Data listing
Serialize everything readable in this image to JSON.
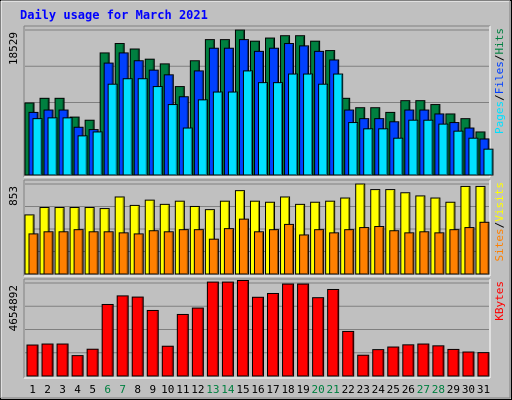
{
  "chart_data": {
    "title": "Daily usage for March 2021",
    "type": "bar",
    "x": [
      "1",
      "2",
      "3",
      "4",
      "5",
      "6",
      "7",
      "8",
      "9",
      "10",
      "11",
      "12",
      "13",
      "14",
      "15",
      "16",
      "17",
      "18",
      "19",
      "20",
      "21",
      "22",
      "23",
      "24",
      "25",
      "26",
      "27",
      "28",
      "29",
      "30",
      "31"
    ],
    "weekend_days": [
      "6",
      "7",
      "13",
      "14",
      "20",
      "21",
      "27",
      "28"
    ],
    "panels": [
      {
        "id": "hits",
        "ymax_label": "18529",
        "ymax": 18529,
        "legend": [
          {
            "label": "Pages",
            "color": "#00e0ff"
          },
          {
            "label": "/",
            "color": "#000000"
          },
          {
            "label": "Files",
            "color": "#0040ff"
          },
          {
            "label": "/",
            "color": "#000000"
          },
          {
            "label": "Hits",
            "color": "#008040"
          }
        ],
        "series": [
          {
            "name": "Hits",
            "color": "#008040",
            "values": [
              9200,
              9800,
              9800,
              7400,
              7000,
              15600,
              16800,
              16100,
              14800,
              14200,
              11300,
              14600,
              17300,
              17300,
              18529,
              17100,
              17500,
              17800,
              17800,
              17100,
              15900,
              9800,
              8600,
              8600,
              8000,
              9500,
              9500,
              9000,
              7800,
              7200,
              5500
            ]
          },
          {
            "name": "Files",
            "color": "#0040ff",
            "values": [
              8000,
              8300,
              8300,
              6100,
              5800,
              14300,
              15600,
              14600,
              13400,
              12800,
              10000,
              13300,
              16200,
              16200,
              17300,
              15800,
              16200,
              16800,
              16500,
              15800,
              14700,
              8300,
              7200,
              7200,
              6800,
              8300,
              8300,
              7800,
              6700,
              6000,
              4600
            ]
          },
          {
            "name": "Pages",
            "color": "#00e0ff",
            "values": [
              7200,
              7300,
              7300,
              5000,
              5500,
              11600,
              12300,
              12300,
              11300,
              9000,
              6000,
              9600,
              10600,
              10600,
              13300,
              11800,
              11800,
              12900,
              12900,
              11600,
              12900,
              6700,
              5900,
              5900,
              4700,
              7000,
              7000,
              6500,
              5600,
              4700,
              3300
            ]
          }
        ]
      },
      {
        "id": "visits",
        "ymax_label": "853",
        "ymax": 853,
        "legend": [
          {
            "label": "Sites",
            "color": "#ff8000"
          },
          {
            "label": "/",
            "color": "#000000"
          },
          {
            "label": "Visits",
            "color": "#ffff00"
          }
        ],
        "series": [
          {
            "name": "Visits",
            "color": "#ffff00",
            "values": [
              560,
              630,
              630,
              630,
              630,
              620,
              730,
              650,
              700,
              660,
              690,
              640,
              610,
              690,
              790,
              690,
              680,
              730,
              660,
              680,
              690,
              720,
              853,
              800,
              800,
              770,
              740,
              720,
              680,
              830,
              830
            ]
          },
          {
            "name": "Sites",
            "color": "#ff8000",
            "values": [
              380,
              400,
              400,
              420,
              400,
              400,
              390,
              380,
              410,
              400,
              420,
              420,
              330,
              430,
              520,
              400,
              420,
              470,
              370,
              420,
              390,
              420,
              440,
              450,
              410,
              390,
              400,
              390,
              420,
              440,
              490
            ]
          }
        ]
      },
      {
        "id": "kbytes",
        "ymax_label": "4654892",
        "ymax": 4654892,
        "legend": [
          {
            "label": "KBytes",
            "color": "#ff0000"
          }
        ],
        "series": [
          {
            "name": "KBytes",
            "color": "#ff0000",
            "values": [
              1550000,
              1600000,
              1600000,
              1020000,
              1340000,
              3580000,
              4010000,
              3950000,
              3280000,
              1490000,
              3080000,
              3400000,
              4700000,
              4700000,
              4780000,
              3940000,
              4130000,
              4600000,
              4600000,
              3920000,
              4330000,
              2230000,
              1040000,
              1320000,
              1450000,
              1560000,
              1600000,
              1510000,
              1330000,
              1200000,
              1170000
            ]
          }
        ]
      }
    ],
    "grid": true
  }
}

__WHAT IS EXPECTED__: All of the data needs repeating exactly, but the pictures do not.

__THE COMPLETED TASK__:
Serialize everything readable in this image to JSON.
{
  "chart_data": {
    "title": "Daily usage for March 2021",
    "type": "bar",
    "x": [
      "1",
      "2",
      "3",
      "4",
      "5",
      "6",
      "7",
      "8",
      "9",
      "10",
      "11",
      "12",
      "13",
      "14",
      "15",
      "16",
      "17",
      "18",
      "19",
      "20",
      "21",
      "22",
      "23",
      "24",
      "25",
      "26",
      "27",
      "28",
      "29",
      "30",
      "31"
    ],
    "weekend_days": [
      "6",
      "7",
      "13",
      "14",
      "20",
      "21",
      "27",
      "28"
    ],
    "panels": [
      {
        "id": "hits",
        "ymax_label": "18529",
        "ymax": 18529,
        "legend": [
          {
            "label": "Pages",
            "color": "#00e0ff"
          },
          {
            "label": "/",
            "color": "#000000"
          },
          {
            "label": "Files",
            "color": "#0040ff"
          },
          {
            "label": "/",
            "color": "#000000"
          },
          {
            "label": "Hits",
            "color": "#008040"
          }
        ],
        "series": [
          {
            "name": "Hits",
            "color": "#008040",
            "values": [
              9200,
              9800,
              9800,
              7400,
              7000,
              15600,
              16800,
              16100,
              14800,
              14200,
              11300,
              14600,
              17300,
              17300,
              18529,
              17100,
              17500,
              17800,
              17800,
              17100,
              15900,
              9800,
              8600,
              8600,
              8000,
              9500,
              9500,
              9000,
              7800,
              7200,
              5500
            ]
          },
          {
            "name": "Files",
            "color": "#0040ff",
            "values": [
              8000,
              8300,
              8300,
              6100,
              5800,
              14300,
              15600,
              14600,
              13400,
              12800,
              10000,
              13300,
              16200,
              16200,
              17300,
              15800,
              16200,
              16800,
              16500,
              15800,
              14700,
              8300,
              7200,
              7200,
              6800,
              8300,
              8300,
              7800,
              6700,
              6000,
              4600
            ]
          },
          {
            "name": "Pages",
            "color": "#00e0ff",
            "values": [
              7200,
              7300,
              7300,
              5000,
              5500,
              11600,
              12300,
              12300,
              11300,
              9000,
              6000,
              9600,
              10600,
              10600,
              13300,
              11800,
              11800,
              12900,
              12900,
              11600,
              12900,
              6700,
              5900,
              5900,
              4700,
              7000,
              7000,
              6500,
              5600,
              4700,
              3300
            ]
          }
        ]
      },
      {
        "id": "visits",
        "ymax_label": "853",
        "ymax": 853,
        "legend": [
          {
            "label": "Sites",
            "color": "#ff8000"
          },
          {
            "label": "/",
            "color": "#000000"
          },
          {
            "label": "Visits",
            "color": "#ffff00"
          }
        ],
        "series": [
          {
            "name": "Visits",
            "color": "#ffff00",
            "values": [
              560,
              630,
              630,
              630,
              630,
              620,
              730,
              650,
              700,
              660,
              690,
              640,
              610,
              690,
              790,
              690,
              680,
              730,
              660,
              680,
              690,
              720,
              853,
              800,
              800,
              770,
              740,
              720,
              680,
              830,
              830
            ]
          },
          {
            "name": "Sites",
            "color": "#ff8000",
            "values": [
              380,
              400,
              400,
              420,
              400,
              400,
              390,
              380,
              410,
              400,
              420,
              420,
              330,
              430,
              520,
              400,
              420,
              470,
              370,
              420,
              390,
              420,
              440,
              450,
              410,
              390,
              400,
              390,
              420,
              440,
              490
            ]
          }
        ]
      },
      {
        "id": "kbytes",
        "ymax_label": "4654892",
        "ymax": 4654892,
        "legend": [
          {
            "label": "KBytes",
            "color": "#ff0000"
          }
        ],
        "series": [
          {
            "name": "KBytes",
            "color": "#ff0000",
            "values": [
              1550000,
              1600000,
              1600000,
              1020000,
              1340000,
              3580000,
              4010000,
              3950000,
              3280000,
              1490000,
              3080000,
              3400000,
              4700000,
              4700000,
              4780000,
              3940000,
              4130000,
              4600000,
              4600000,
              3920000,
              4330000,
              2230000,
              1040000,
              1320000,
              1450000,
              1560000,
              1600000,
              1510000,
              1330000,
              1200000,
              1170000
            ]
          }
        ]
      }
    ],
    "grid": true
  }
}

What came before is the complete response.